### [Exercise aim]
Show every line that has the string "кошевой" in it.

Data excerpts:
↓↓↓
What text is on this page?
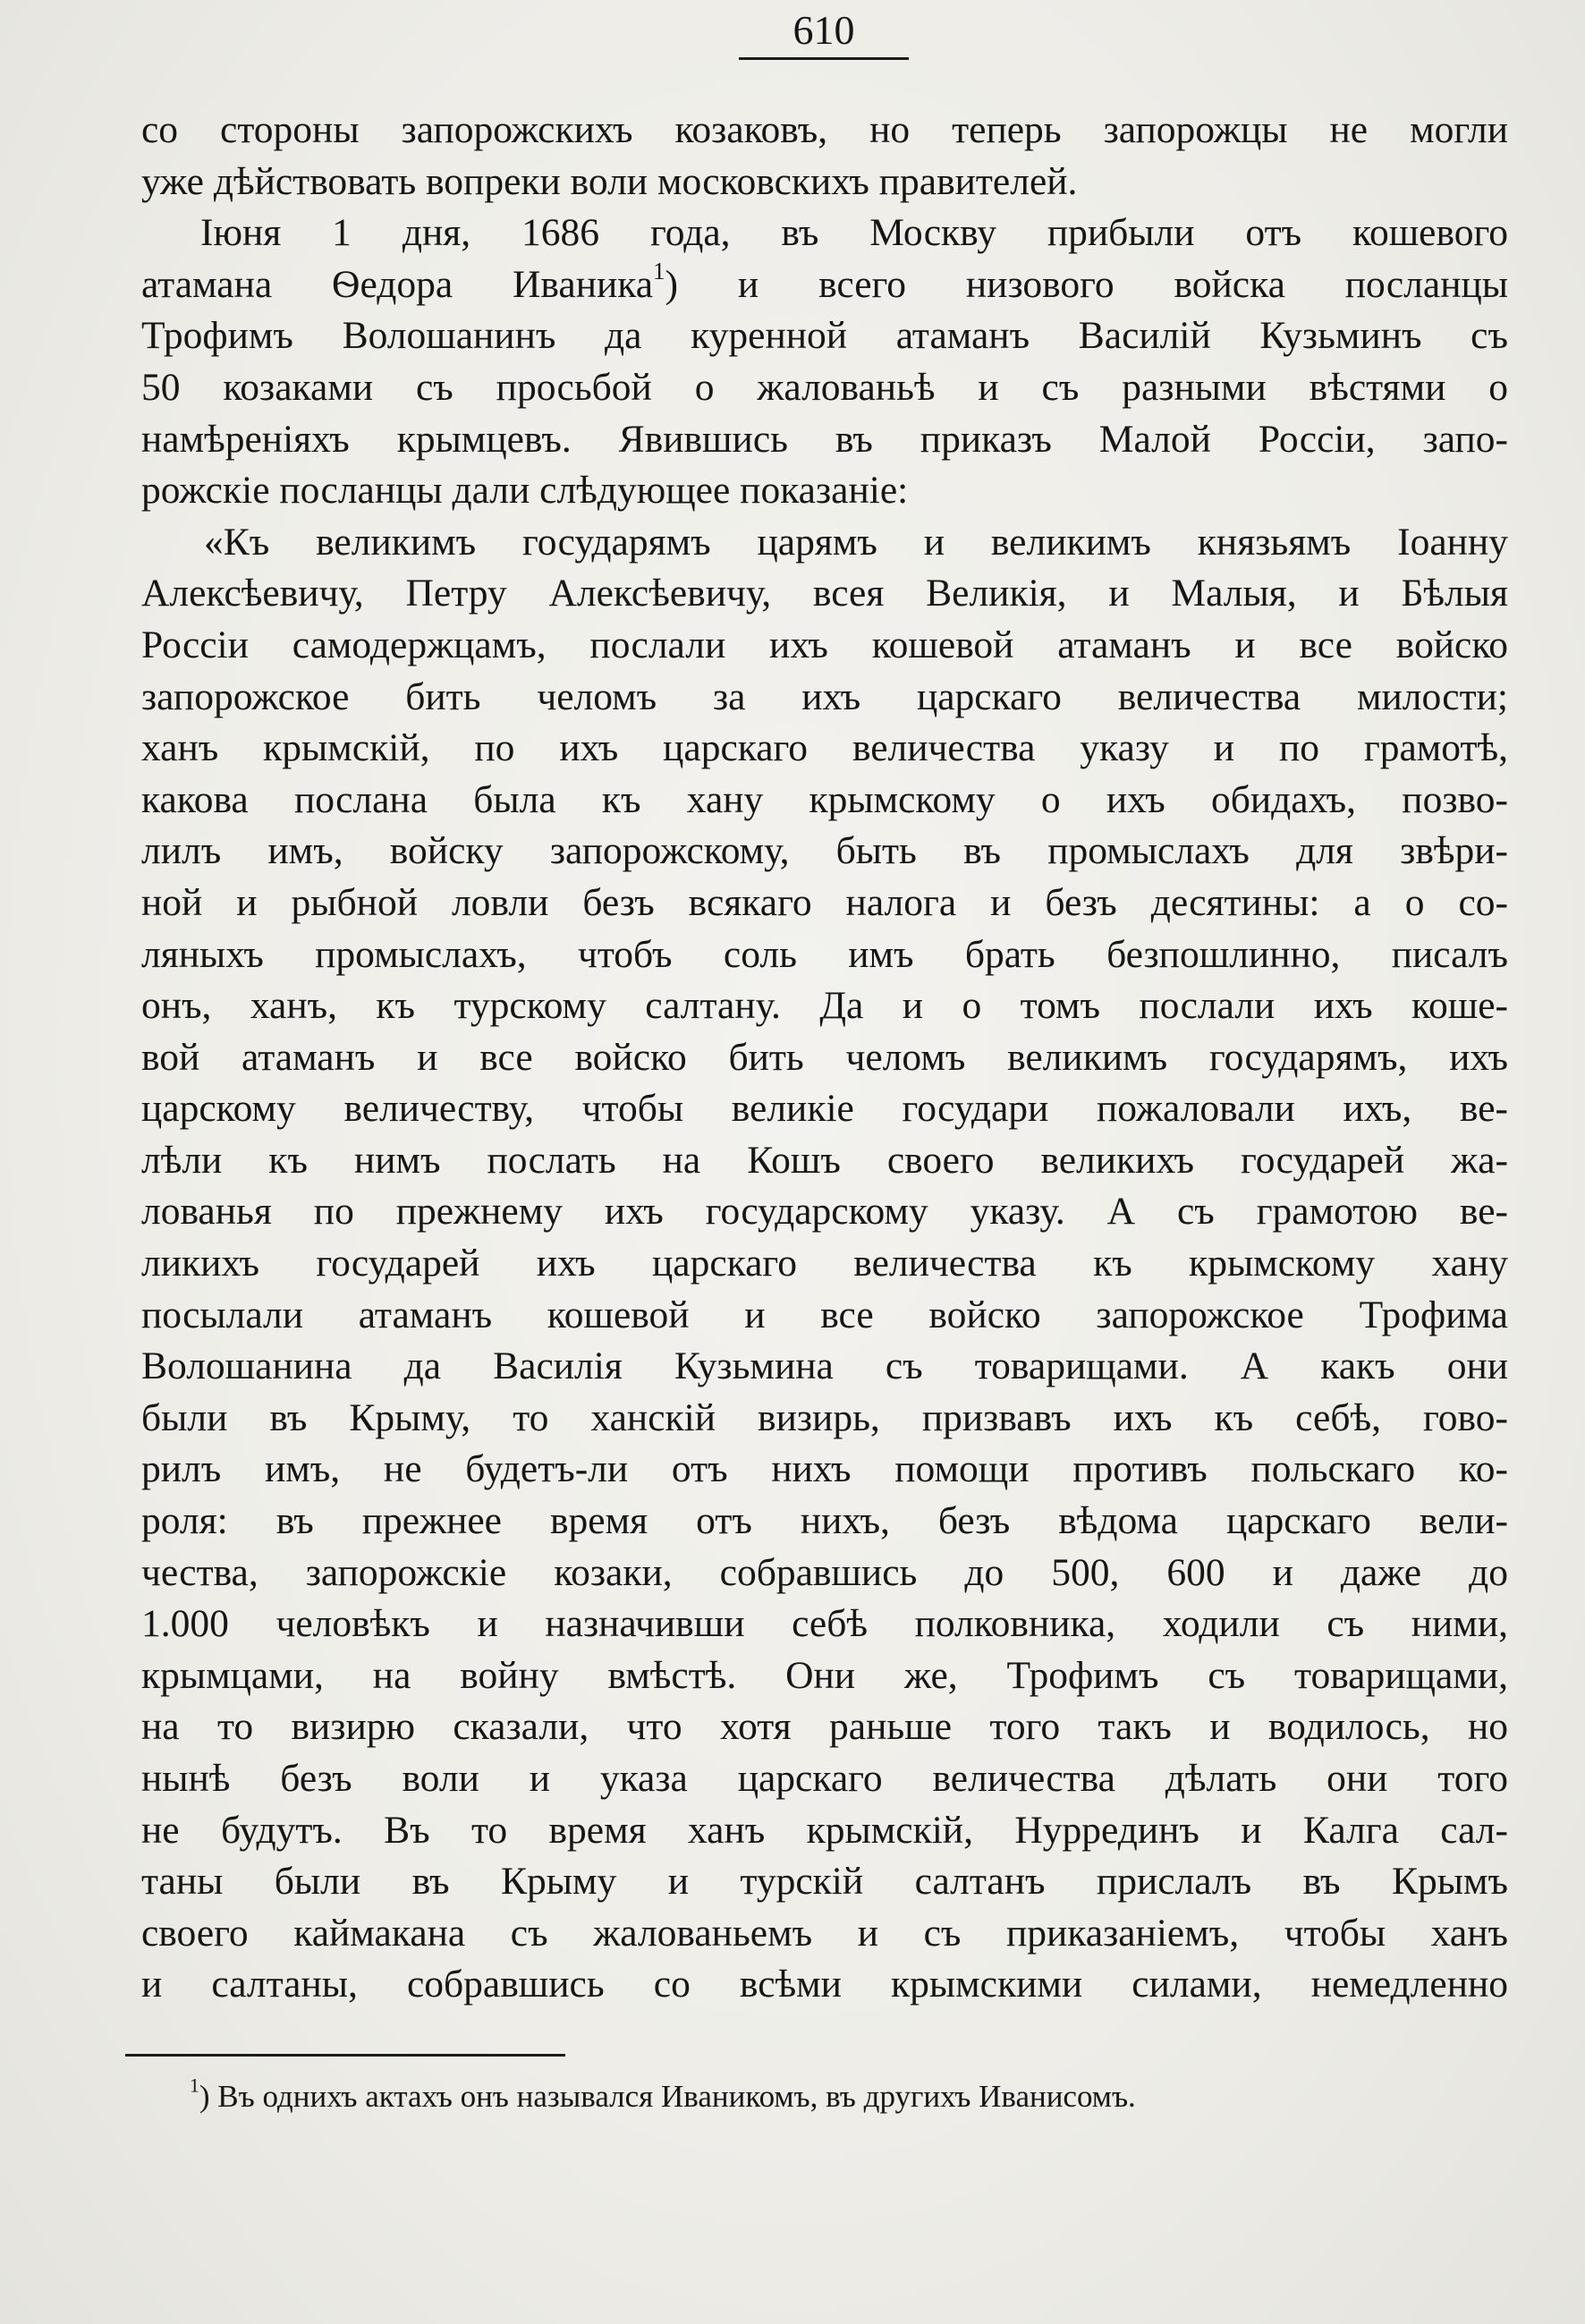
610
со стороны запорожскихъ козаковъ, но теперь запорожцы не могли
уже дѣйствовать вопреки воли московскихъ правителей.
Іюня 1 дня, 1686 года, въ Москву прибыли отъ кошевого
атамана Ѳедора Иваника$^1$) и всего низового войска посланцы
Трофимъ Волошанинъ да куренной атаманъ Василій Кузьминъ съ
50 козаками съ просьбой о жалованьѣ и съ разными вѣстями о
намѣреніяхъ крымцевъ. Явившись въ приказъ Малой Россіи, запо-
рожскіе посланцы дали слѣдующее показаніе:
«Къ великимъ государямъ царямъ и великимъ князьямъ Іоанну
Алексѣевичу, Петру Алексѣевичу, всея Великія, и Малыя, и Бѣлыя
Россіи самодержцамъ, послали ихъ кошевой атаманъ и все войско
запорожское бить челомъ за ихъ царскаго величества милости;
ханъ крымскій, по ихъ царскаго величества указу и по грамотѣ,
какова послана была къ хану крымскому о ихъ обидахъ, позво-
лилъ имъ, войску запорожскому, быть въ промыслахъ для звѣри-
ной и рыбной ловли безъ всякаго налога и безъ десятины: а о со-
ляныхъ промыслахъ, чтобъ соль имъ брать безпошлинно, писалъ
онъ, ханъ, къ турскому салтану. Да и о томъ послали ихъ коше-
вой атаманъ и все войско бить челомъ великимъ государямъ, ихъ
царскому величеству, чтобы великіе государи пожаловали ихъ, ве-
лѣли къ нимъ послать на Кошъ своего великихъ государей жа-
лованья по прежнему ихъ государскому указу. А съ грамотою ве-
ликихъ государей ихъ царскаго величества къ крымскому хану
посылали атаманъ кошевой и все войско запорожское Трофима
Волошанина да Василія Кузьмина съ товарищами. А какъ они
были въ Крыму, то ханскій визирь, призвавъ ихъ къ себѣ, гово-
рилъ имъ, не будетъ-ли отъ нихъ помощи противъ польскаго ко-
роля: въ прежнее время отъ нихъ, безъ вѣдома царскаго вели-
чества, запорожскіе козаки, собравшись до 500, 600 и даже до
1.000 человѣкъ и назначивши себѣ полковника, ходили съ ними,
крымцами, на войну вмѣстѣ. Они же, Трофимъ съ товарищами,
на то визирю сказали, что хотя раньше того такъ и водилось, но
нынѣ безъ воли и указа царскаго величества дѣлать они того
не будутъ. Въ то время ханъ крымскій, Нуррединъ и Калга сал-
таны были въ Крыму и турскій салтанъ прислалъ въ Крымъ
своего каймакана съ жалованьемъ и съ приказаніемъ, чтобы ханъ
и салтаны, собравшись со всѣми крымскими силами, немедленно
$^1$) Въ однихъ актахъ онъ назывался Иваникомъ, въ другихъ Иванисомъ.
↑↑↑
### [Solution to this task]
Россіи самодержцамъ, послали ихъ кошевой атаманъ и все войско
посылали атаманъ кошевой и все войско запорожское Трофима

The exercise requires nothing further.